[Raw records]
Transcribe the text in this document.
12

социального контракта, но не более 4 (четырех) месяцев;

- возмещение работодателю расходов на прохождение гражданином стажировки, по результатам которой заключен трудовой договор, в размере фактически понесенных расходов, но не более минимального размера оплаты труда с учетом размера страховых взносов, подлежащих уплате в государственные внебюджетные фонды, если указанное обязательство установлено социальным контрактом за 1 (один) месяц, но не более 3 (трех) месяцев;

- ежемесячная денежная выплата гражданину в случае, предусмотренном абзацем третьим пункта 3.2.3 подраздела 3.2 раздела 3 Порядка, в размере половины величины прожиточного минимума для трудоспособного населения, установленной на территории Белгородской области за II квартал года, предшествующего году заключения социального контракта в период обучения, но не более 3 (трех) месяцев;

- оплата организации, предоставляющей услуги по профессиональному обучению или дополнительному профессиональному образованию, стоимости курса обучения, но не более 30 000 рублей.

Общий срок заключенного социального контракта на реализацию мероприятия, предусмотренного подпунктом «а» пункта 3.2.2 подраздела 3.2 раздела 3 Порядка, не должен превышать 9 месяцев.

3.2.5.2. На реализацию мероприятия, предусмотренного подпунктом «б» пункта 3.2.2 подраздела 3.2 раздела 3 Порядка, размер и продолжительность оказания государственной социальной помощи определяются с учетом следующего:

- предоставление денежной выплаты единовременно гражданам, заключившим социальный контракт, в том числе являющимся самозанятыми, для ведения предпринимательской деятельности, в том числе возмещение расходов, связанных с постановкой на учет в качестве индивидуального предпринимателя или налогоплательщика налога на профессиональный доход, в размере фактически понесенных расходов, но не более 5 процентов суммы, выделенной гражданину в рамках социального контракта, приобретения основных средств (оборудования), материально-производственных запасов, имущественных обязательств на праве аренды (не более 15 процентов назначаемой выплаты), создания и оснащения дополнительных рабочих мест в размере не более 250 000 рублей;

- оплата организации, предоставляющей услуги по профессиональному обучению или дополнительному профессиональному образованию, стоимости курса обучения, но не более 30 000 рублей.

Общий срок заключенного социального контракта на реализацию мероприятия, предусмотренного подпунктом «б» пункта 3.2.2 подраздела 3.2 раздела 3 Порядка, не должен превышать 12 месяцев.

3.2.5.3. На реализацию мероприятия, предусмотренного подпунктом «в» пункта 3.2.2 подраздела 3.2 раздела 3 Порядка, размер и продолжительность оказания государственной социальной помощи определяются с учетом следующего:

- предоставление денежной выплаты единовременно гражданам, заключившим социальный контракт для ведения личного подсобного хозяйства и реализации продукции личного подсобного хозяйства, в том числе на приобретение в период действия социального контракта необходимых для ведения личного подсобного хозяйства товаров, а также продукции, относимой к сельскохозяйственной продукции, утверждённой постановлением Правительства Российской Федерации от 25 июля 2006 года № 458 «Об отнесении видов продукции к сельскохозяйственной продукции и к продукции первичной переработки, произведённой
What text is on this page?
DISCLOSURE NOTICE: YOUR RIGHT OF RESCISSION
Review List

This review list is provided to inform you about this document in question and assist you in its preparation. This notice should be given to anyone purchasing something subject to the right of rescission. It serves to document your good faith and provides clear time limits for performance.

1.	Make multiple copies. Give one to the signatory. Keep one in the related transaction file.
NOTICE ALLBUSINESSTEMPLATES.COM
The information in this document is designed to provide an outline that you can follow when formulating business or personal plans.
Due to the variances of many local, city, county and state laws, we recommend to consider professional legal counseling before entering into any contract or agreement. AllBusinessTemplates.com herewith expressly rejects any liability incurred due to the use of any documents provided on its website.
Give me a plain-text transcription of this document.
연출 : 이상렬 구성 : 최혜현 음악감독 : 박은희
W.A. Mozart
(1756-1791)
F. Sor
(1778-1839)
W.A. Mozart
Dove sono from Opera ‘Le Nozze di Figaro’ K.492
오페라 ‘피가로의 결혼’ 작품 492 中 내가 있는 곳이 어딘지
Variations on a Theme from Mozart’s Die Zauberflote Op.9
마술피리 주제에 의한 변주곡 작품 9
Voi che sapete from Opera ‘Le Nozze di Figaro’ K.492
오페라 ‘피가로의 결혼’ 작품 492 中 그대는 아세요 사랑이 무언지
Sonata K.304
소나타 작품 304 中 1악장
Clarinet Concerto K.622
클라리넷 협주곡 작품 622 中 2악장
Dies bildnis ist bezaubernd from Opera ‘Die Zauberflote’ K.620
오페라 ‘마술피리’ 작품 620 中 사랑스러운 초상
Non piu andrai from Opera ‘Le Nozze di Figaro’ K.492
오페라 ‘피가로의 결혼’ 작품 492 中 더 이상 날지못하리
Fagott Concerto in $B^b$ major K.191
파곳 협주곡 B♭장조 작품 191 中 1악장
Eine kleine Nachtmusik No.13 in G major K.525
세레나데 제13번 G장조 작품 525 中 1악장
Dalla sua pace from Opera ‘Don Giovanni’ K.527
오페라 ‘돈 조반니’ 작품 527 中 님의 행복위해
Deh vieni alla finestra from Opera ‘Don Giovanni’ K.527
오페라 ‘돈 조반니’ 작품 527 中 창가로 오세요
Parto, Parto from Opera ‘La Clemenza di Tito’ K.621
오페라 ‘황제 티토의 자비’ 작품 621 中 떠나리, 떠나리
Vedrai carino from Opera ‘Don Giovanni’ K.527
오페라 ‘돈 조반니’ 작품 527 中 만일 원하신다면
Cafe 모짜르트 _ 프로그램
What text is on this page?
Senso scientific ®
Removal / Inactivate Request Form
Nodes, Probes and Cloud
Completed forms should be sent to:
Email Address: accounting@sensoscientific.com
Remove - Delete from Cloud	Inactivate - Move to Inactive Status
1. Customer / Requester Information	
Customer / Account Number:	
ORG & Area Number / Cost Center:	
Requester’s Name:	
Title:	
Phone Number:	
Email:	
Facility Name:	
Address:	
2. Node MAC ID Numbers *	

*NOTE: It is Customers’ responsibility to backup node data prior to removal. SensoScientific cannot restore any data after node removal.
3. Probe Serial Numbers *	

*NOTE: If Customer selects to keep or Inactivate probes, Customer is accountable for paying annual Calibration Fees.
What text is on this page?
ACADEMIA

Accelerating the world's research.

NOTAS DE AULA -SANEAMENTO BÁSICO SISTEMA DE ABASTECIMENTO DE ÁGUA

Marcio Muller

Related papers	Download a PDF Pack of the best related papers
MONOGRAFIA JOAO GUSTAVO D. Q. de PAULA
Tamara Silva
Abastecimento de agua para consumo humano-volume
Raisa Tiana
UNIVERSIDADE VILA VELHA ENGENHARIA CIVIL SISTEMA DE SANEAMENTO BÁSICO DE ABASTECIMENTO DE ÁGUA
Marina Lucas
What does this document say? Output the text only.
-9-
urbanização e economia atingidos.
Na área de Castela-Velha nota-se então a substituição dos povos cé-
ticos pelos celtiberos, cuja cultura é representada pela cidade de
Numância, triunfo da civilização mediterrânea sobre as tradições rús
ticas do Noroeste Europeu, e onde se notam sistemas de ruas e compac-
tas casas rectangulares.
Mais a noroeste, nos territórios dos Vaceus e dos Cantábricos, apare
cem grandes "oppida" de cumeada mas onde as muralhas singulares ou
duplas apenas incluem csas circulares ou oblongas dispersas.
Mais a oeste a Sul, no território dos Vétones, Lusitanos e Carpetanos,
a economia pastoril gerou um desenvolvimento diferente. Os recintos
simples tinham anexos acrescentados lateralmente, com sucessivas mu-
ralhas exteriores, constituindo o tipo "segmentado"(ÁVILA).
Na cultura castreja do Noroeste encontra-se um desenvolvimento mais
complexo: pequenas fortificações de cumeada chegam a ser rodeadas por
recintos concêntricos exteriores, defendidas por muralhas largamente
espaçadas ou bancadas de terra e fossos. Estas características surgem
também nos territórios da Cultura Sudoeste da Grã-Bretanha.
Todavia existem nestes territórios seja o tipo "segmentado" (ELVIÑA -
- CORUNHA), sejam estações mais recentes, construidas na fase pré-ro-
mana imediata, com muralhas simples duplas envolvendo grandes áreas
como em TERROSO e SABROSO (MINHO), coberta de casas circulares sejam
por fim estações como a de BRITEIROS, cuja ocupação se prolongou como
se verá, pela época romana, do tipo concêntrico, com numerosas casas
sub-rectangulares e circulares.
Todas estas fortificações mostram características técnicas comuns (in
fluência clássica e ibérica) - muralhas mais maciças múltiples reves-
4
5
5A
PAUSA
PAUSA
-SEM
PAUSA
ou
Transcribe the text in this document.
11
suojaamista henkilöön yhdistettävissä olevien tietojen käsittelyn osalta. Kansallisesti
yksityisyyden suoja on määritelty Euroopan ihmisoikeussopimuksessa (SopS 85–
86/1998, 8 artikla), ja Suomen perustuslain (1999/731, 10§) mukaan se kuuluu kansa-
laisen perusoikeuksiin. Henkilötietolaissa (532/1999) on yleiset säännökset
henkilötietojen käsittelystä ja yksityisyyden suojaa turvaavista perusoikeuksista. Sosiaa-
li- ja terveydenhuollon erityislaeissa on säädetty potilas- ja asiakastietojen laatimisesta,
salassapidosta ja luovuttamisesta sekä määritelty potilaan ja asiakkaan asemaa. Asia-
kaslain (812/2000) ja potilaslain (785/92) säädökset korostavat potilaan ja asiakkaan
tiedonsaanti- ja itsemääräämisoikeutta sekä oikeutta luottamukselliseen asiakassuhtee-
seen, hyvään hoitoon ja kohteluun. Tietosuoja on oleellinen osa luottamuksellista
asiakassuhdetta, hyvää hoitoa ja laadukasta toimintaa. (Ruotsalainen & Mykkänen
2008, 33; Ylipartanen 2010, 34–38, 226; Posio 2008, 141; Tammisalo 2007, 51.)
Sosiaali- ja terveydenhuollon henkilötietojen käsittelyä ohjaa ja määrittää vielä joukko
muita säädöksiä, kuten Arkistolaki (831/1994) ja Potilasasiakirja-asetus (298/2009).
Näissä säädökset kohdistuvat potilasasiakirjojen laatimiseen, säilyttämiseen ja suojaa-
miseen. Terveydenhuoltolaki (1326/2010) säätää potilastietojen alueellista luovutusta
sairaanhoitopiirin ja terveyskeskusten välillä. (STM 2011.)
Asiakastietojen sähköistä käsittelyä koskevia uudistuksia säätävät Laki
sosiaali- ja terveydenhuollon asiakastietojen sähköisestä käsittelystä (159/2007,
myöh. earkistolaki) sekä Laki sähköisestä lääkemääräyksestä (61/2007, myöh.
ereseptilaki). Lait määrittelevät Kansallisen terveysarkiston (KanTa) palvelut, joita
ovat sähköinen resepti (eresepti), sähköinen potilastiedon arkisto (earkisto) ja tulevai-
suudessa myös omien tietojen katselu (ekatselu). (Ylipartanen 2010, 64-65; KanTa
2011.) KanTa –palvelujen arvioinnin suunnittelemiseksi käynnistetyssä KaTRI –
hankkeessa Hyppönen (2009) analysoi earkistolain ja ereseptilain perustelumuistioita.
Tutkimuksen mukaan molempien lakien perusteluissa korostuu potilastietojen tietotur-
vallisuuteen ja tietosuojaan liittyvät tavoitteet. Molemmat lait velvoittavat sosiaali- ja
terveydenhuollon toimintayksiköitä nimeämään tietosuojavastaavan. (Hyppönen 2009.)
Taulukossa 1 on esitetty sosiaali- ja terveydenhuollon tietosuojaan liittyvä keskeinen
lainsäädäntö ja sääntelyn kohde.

*Given exercise*. Report how many lines of the listing above include the word "Email". Say nothing but the number.

*Solution to this problem*. 2